◆ **What you have to do**: Reproduce every line of the listing below without any changes.

(Extracted data entries)

= = = =

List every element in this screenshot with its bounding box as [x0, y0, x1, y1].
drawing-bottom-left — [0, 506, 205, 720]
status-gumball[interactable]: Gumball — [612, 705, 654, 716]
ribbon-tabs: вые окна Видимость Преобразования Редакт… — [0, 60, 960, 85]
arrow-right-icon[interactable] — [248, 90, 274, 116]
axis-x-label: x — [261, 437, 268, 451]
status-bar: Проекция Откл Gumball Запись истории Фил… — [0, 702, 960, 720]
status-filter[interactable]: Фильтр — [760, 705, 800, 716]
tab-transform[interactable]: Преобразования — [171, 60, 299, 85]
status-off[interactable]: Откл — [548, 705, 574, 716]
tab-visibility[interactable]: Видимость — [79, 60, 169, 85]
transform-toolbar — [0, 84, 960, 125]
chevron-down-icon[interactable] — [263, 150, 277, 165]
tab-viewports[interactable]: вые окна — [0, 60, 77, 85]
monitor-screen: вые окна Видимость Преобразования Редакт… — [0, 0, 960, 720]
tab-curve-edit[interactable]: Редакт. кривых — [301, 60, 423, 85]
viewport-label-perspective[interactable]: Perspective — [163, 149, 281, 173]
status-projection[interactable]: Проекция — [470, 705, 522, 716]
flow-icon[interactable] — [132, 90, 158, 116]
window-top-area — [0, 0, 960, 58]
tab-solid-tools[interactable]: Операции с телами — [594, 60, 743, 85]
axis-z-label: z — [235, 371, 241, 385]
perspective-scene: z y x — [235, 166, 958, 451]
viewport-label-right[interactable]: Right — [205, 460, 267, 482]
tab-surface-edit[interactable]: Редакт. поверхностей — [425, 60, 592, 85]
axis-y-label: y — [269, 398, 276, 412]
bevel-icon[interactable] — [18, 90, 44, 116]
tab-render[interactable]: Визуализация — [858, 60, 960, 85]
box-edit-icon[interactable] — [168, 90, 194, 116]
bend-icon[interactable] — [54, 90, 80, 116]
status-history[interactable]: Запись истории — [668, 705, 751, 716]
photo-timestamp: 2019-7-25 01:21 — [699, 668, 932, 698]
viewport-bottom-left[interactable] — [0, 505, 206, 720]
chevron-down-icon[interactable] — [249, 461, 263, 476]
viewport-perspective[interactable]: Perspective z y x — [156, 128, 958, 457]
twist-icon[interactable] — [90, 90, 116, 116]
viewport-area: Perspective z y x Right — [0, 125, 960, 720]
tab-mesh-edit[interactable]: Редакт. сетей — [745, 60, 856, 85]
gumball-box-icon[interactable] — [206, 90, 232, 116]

= = = =

◆ **Correct response**:
List every element in this screenshot with its bounding box as [x0, y0, x1, y1].
drawing-bottom-left — [0, 506, 205, 720]
status-gumball[interactable]: Gumball — [612, 705, 654, 716]
ribbon-tabs: вые окна Видимость Преобразования Редакт… — [0, 60, 960, 85]
arrow-right-icon[interactable] — [248, 90, 274, 116]
axis-x-label: x — [261, 437, 268, 451]
status-bar: Проекция Откл Gumball Запись истории Фил… — [0, 702, 960, 720]
status-filter[interactable]: Фильтр — [760, 705, 800, 716]
tab-transform[interactable]: Преобразования — [171, 60, 299, 85]
status-off[interactable]: Откл — [548, 705, 574, 716]
tab-visibility[interactable]: Видимость — [79, 60, 169, 85]
transform-toolbar — [0, 84, 960, 125]
chevron-down-icon[interactable] — [263, 150, 277, 165]
tab-viewports[interactable]: вые окна — [0, 60, 77, 85]
monitor-screen: вые окна Видимость Преобразования Редакт… — [0, 0, 960, 720]
tab-curve-edit[interactable]: Редакт. кривых — [301, 60, 423, 85]
viewport-label-perspective[interactable]: Perspective — [163, 149, 281, 173]
status-projection[interactable]: Проекция — [470, 705, 522, 716]
flow-icon[interactable] — [132, 90, 158, 116]
window-top-area — [0, 0, 960, 58]
tab-solid-tools[interactable]: Операции с телами — [594, 60, 743, 85]
axis-z-label: z — [235, 371, 241, 385]
perspective-scene: z y x — [235, 166, 958, 451]
viewport-label-right[interactable]: Right — [205, 460, 267, 482]
tab-surface-edit[interactable]: Редакт. поверхностей — [425, 60, 592, 85]
axis-y-label: y — [269, 398, 276, 412]
bevel-icon[interactable] — [18, 90, 44, 116]
tab-render[interactable]: Визуализация — [858, 60, 960, 85]
box-edit-icon[interactable] — [168, 90, 194, 116]
bend-icon[interactable] — [54, 90, 80, 116]
status-history[interactable]: Запись истории — [668, 705, 751, 716]
photo-timestamp: 2019-7-25 01:21 — [699, 668, 932, 698]
viewport-bottom-left[interactable] — [0, 505, 206, 720]
chevron-down-icon[interactable] — [249, 461, 263, 476]
viewport-perspective[interactable]: Perspective z y x — [156, 128, 958, 457]
twist-icon[interactable] — [90, 90, 116, 116]
viewport-area: Perspective z y x Right — [0, 125, 960, 720]
tab-mesh-edit[interactable]: Редакт. сетей — [745, 60, 856, 85]
gumball-box-icon[interactable] — [206, 90, 232, 116]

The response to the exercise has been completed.